#### GIVEN RECORDS ####

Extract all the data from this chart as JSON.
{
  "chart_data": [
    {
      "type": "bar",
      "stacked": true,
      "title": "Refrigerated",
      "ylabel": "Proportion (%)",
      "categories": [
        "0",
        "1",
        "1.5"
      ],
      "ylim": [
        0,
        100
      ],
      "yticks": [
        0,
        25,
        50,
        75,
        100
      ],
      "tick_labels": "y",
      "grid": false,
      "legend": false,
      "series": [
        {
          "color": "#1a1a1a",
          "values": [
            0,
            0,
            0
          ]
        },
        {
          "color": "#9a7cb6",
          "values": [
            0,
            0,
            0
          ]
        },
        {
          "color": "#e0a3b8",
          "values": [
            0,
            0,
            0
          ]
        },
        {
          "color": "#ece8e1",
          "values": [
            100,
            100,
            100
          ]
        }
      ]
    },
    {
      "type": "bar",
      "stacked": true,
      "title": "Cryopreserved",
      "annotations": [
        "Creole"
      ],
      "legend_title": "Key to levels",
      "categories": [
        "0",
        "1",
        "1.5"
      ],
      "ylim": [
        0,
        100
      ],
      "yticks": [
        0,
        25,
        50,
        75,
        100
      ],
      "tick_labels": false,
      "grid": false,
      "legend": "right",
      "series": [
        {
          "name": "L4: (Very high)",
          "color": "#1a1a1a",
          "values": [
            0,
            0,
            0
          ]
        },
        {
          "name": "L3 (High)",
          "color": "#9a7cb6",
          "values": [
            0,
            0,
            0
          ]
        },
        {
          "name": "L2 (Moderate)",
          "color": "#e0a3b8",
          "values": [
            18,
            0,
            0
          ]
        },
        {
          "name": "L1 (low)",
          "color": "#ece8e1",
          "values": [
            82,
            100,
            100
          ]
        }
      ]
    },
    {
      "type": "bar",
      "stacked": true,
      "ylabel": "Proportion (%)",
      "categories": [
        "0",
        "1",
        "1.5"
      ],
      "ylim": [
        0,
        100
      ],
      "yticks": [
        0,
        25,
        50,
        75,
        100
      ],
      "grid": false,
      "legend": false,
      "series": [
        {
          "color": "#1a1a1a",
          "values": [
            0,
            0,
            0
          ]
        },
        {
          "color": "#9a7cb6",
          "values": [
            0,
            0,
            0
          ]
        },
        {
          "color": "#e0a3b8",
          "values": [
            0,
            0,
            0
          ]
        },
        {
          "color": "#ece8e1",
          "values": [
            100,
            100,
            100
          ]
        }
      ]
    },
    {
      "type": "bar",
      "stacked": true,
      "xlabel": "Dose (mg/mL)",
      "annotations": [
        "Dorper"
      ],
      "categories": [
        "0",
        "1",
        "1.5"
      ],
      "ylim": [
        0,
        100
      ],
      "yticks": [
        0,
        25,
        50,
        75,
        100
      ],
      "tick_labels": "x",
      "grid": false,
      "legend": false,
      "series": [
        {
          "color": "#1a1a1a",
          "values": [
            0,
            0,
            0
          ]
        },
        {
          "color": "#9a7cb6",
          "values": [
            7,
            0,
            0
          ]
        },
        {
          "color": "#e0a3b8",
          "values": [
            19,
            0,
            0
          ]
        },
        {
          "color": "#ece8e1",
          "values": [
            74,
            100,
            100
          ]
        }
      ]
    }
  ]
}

####

TASK TO CARRY OUT
Write an exact transcription of every entry above.

FINISHED TASK
Extract all the data from this chart as JSON.
{
  "chart_data": [
    {
      "type": "bar",
      "stacked": true,
      "title": "Refrigerated",
      "ylabel": "Proportion (%)",
      "categories": [
        "0",
        "1",
        "1.5"
      ],
      "ylim": [
        0,
        100
      ],
      "yticks": [
        0,
        25,
        50,
        75,
        100
      ],
      "tick_labels": "y",
      "grid": false,
      "legend": false,
      "series": [
        {
          "color": "#1a1a1a",
          "values": [
            0,
            0,
            0
          ]
        },
        {
          "color": "#9a7cb6",
          "values": [
            0,
            0,
            0
          ]
        },
        {
          "color": "#e0a3b8",
          "values": [
            0,
            0,
            0
          ]
        },
        {
          "color": "#ece8e1",
          "values": [
            100,
            100,
            100
          ]
        }
      ]
    },
    {
      "type": "bar",
      "stacked": true,
      "title": "Cryopreserved",
      "annotations": [
        "Creole"
      ],
      "legend_title": "Key to levels",
      "categories": [
        "0",
        "1",
        "1.5"
      ],
      "ylim": [
        0,
        100
      ],
      "yticks": [
        0,
        25,
        50,
        75,
        100
      ],
      "tick_labels": false,
      "grid": false,
      "legend": "right",
      "series": [
        {
          "name": "L4: (Very high)",
          "color": "#1a1a1a",
          "values": [
            0,
            0,
            0
          ]
        },
        {
          "name": "L3 (High)",
          "color": "#9a7cb6",
          "values": [
            0,
            0,
            0
          ]
        },
        {
          "name": "L2 (Moderate)",
          "color": "#e0a3b8",
          "values": [
            18,
            0,
            0
          ]
        },
        {
          "name": "L1 (low)",
          "color": "#ece8e1",
          "values": [
            82,
            100,
            100
          ]
        }
      ]
    },
    {
      "type": "bar",
      "stacked": true,
      "ylabel": "Proportion (%)",
      "categories": [
        "0",
        "1",
        "1.5"
      ],
      "ylim": [
        0,
        100
      ],
      "yticks": [
        0,
        25,
        50,
        75,
        100
      ],
      "grid": false,
      "legend": false,
      "series": [
        {
          "color": "#1a1a1a",
          "values": [
            0,
            0,
            0
          ]
        },
        {
          "color": "#9a7cb6",
          "values": [
            0,
            0,
            0
          ]
        },
        {
          "color": "#e0a3b8",
          "values": [
            0,
            0,
            0
          ]
        },
        {
          "color": "#ece8e1",
          "values": [
            100,
            100,
            100
          ]
        }
      ]
    },
    {
      "type": "bar",
      "stacked": true,
      "xlabel": "Dose (mg/mL)",
      "annotations": [
        "Dorper"
      ],
      "categories": [
        "0",
        "1",
        "1.5"
      ],
      "ylim": [
        0,
        100
      ],
      "yticks": [
        0,
        25,
        50,
        75,
        100
      ],
      "tick_labels": "x",
      "grid": false,
      "legend": false,
      "series": [
        {
          "color": "#1a1a1a",
          "values": [
            0,
            0,
            0
          ]
        },
        {
          "color": "#9a7cb6",
          "values": [
            7,
            0,
            0
          ]
        },
        {
          "color": "#e0a3b8",
          "values": [
            19,
            0,
            0
          ]
        },
        {
          "color": "#ece8e1",
          "values": [
            74,
            100,
            100
          ]
        }
      ]
    }
  ]
}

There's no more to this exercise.